** start Dataset rows **

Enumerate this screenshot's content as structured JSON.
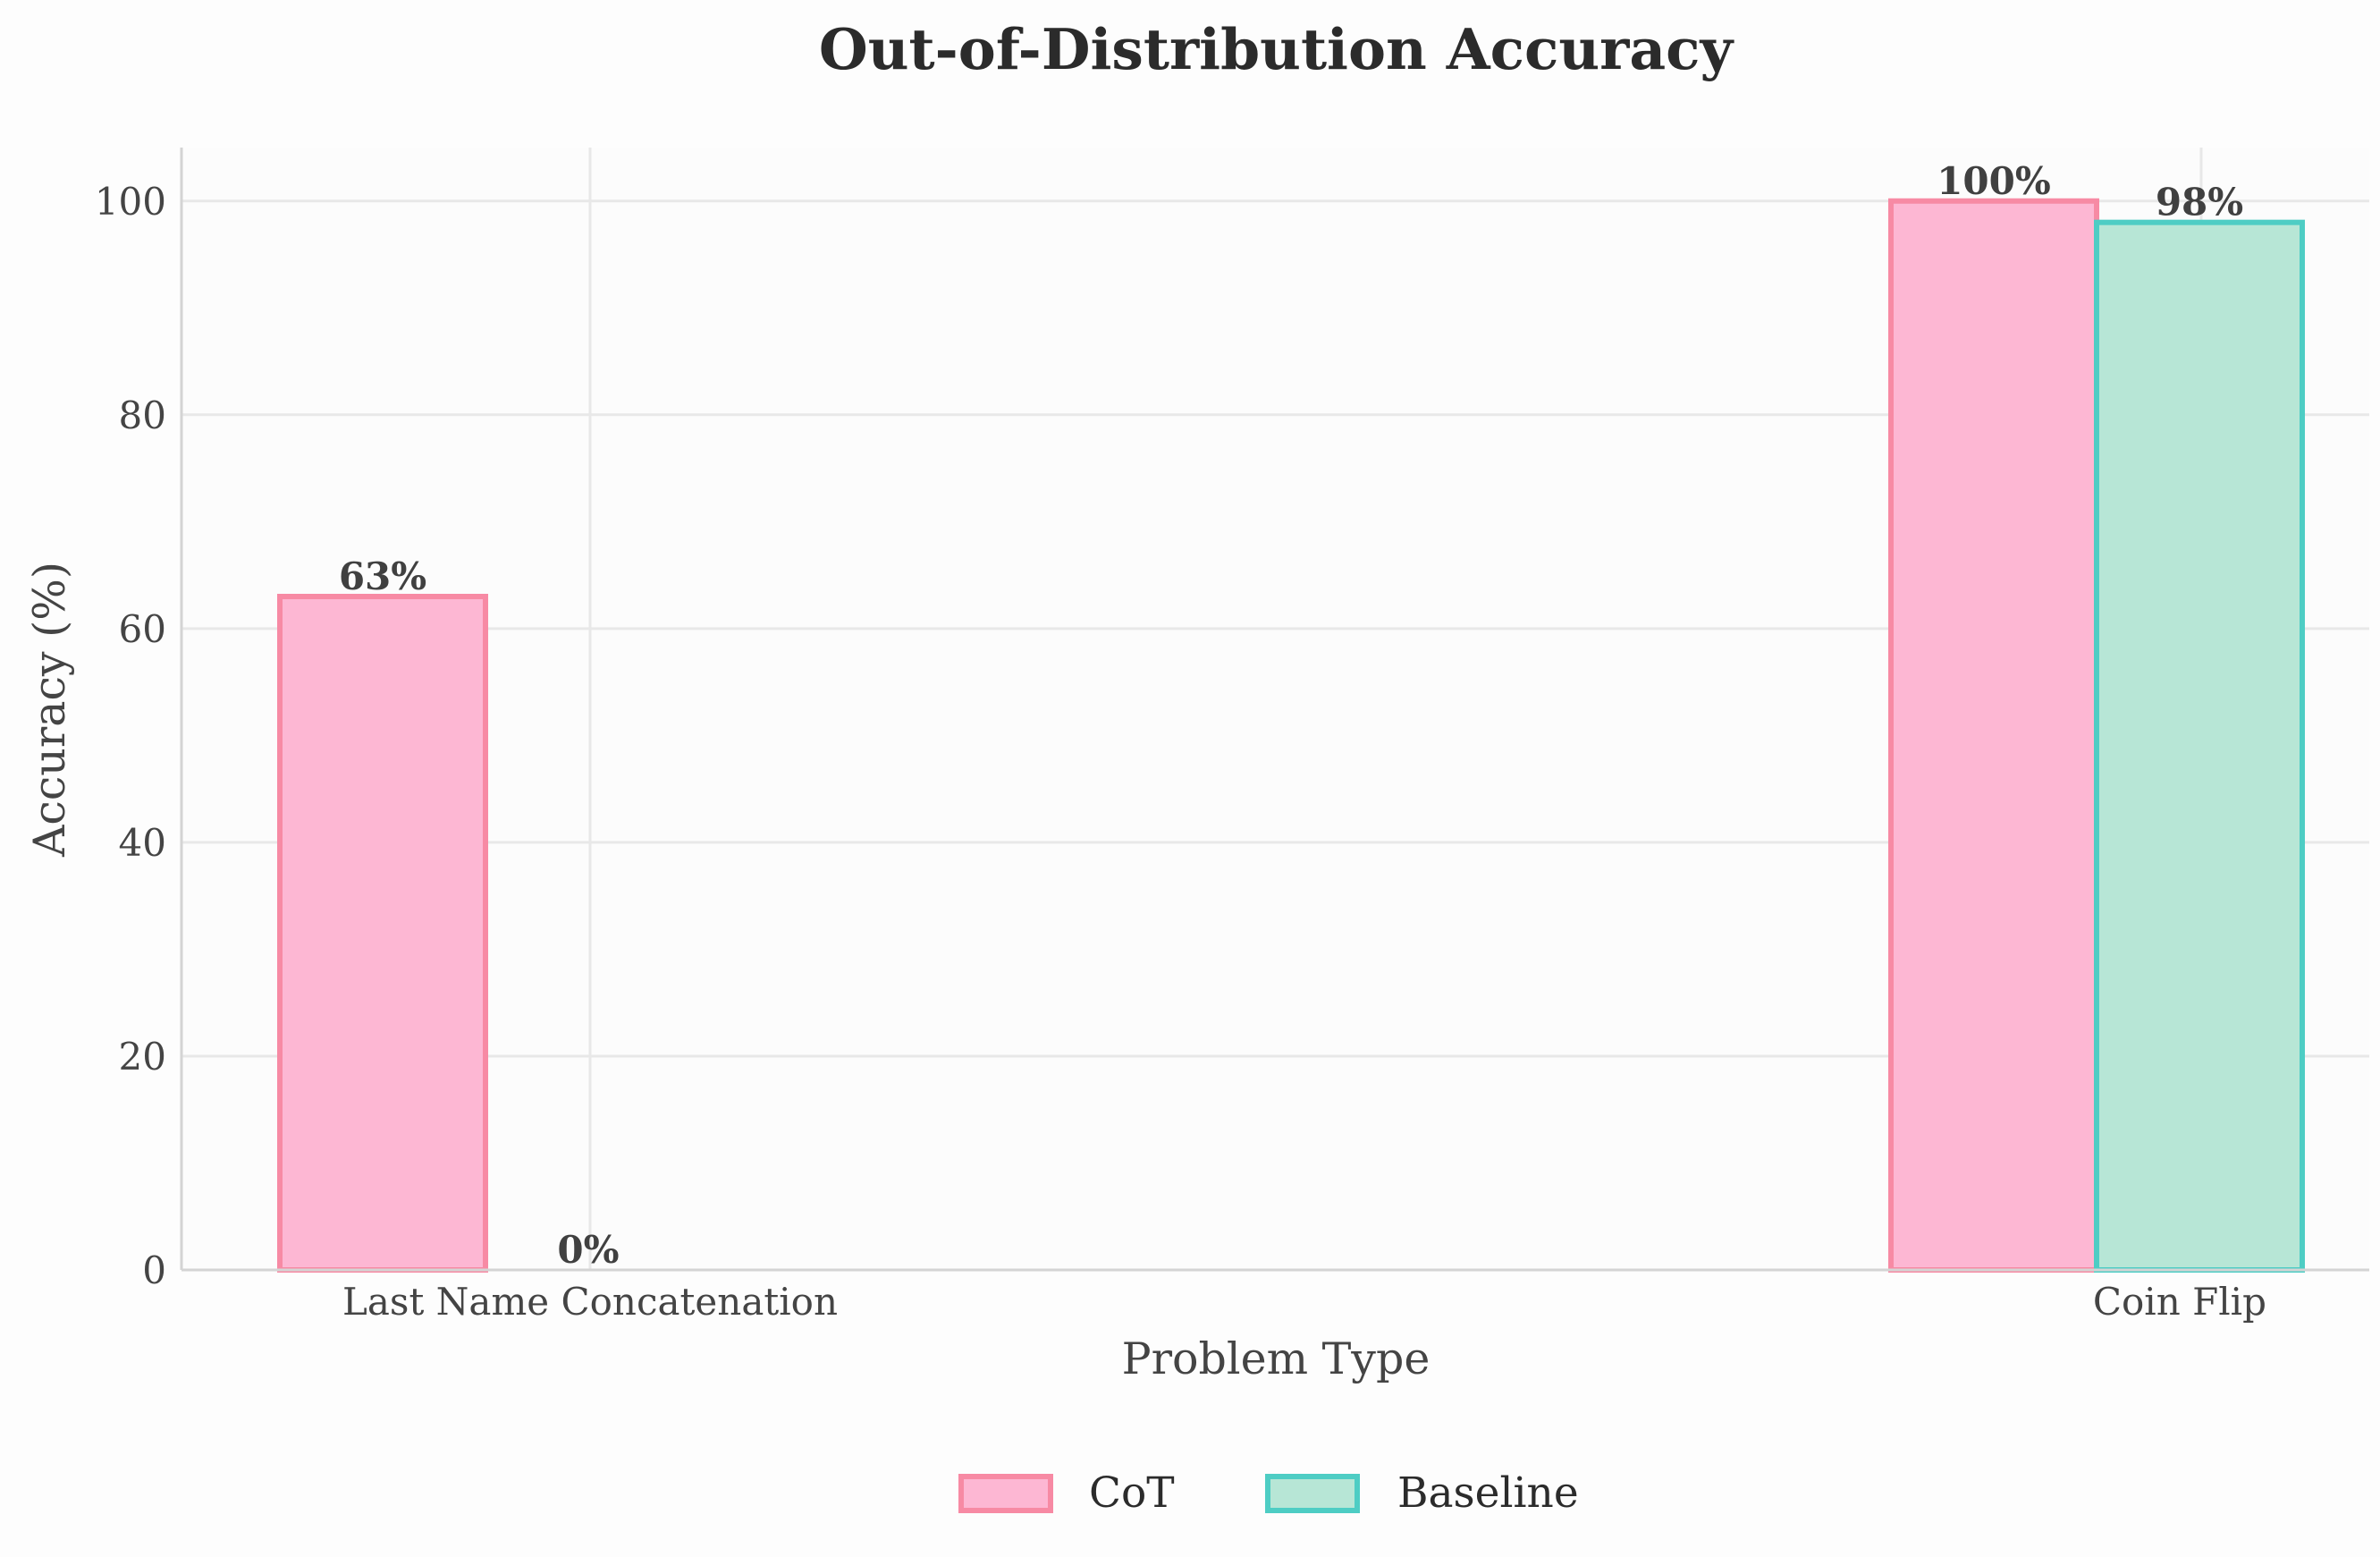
{
  "chart_data": {
    "type": "bar",
    "title": "Out-of-Distribution Accuracy",
    "xlabel": "Problem Type",
    "ylabel": "Accuracy (%)",
    "categories": [
      "Last Name Concatenation",
      "Coin Flip"
    ],
    "series": [
      {
        "name": "CoT",
        "values": [
          63,
          100
        ],
        "labels": [
          "63%",
          "100%"
        ],
        "fill": "#fdb7d3",
        "stroke": "#f78aa4"
      },
      {
        "name": "Baseline",
        "values": [
          0,
          98
        ],
        "labels": [
          "0%",
          "98%"
        ],
        "fill": "#b7e6d6",
        "stroke": "#4ecdc4"
      }
    ],
    "ylim": [
      0,
      105
    ],
    "yticks": [
      0,
      20,
      40,
      60,
      80,
      100
    ],
    "ytick_labels": [
      "0",
      "20",
      "40",
      "60",
      "80",
      "100"
    ],
    "grid": true,
    "legend_position": "bottom-center"
  }
}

** end Dataset rows **

Task prompt
Transcribe every record above exactly as written, leaving out any pictures.

Answer in full
Enumerate this screenshot's content as structured JSON.
{
  "chart_data": {
    "type": "bar",
    "title": "Out-of-Distribution Accuracy",
    "xlabel": "Problem Type",
    "ylabel": "Accuracy (%)",
    "categories": [
      "Last Name Concatenation",
      "Coin Flip"
    ],
    "series": [
      {
        "name": "CoT",
        "values": [
          63,
          100
        ],
        "labels": [
          "63%",
          "100%"
        ],
        "fill": "#fdb7d3",
        "stroke": "#f78aa4"
      },
      {
        "name": "Baseline",
        "values": [
          0,
          98
        ],
        "labels": [
          "0%",
          "98%"
        ],
        "fill": "#b7e6d6",
        "stroke": "#4ecdc4"
      }
    ],
    "ylim": [
      0,
      105
    ],
    "yticks": [
      0,
      20,
      40,
      60,
      80,
      100
    ],
    "ytick_labels": [
      "0",
      "20",
      "40",
      "60",
      "80",
      "100"
    ],
    "grid": true,
    "legend_position": "bottom-center"
  }
}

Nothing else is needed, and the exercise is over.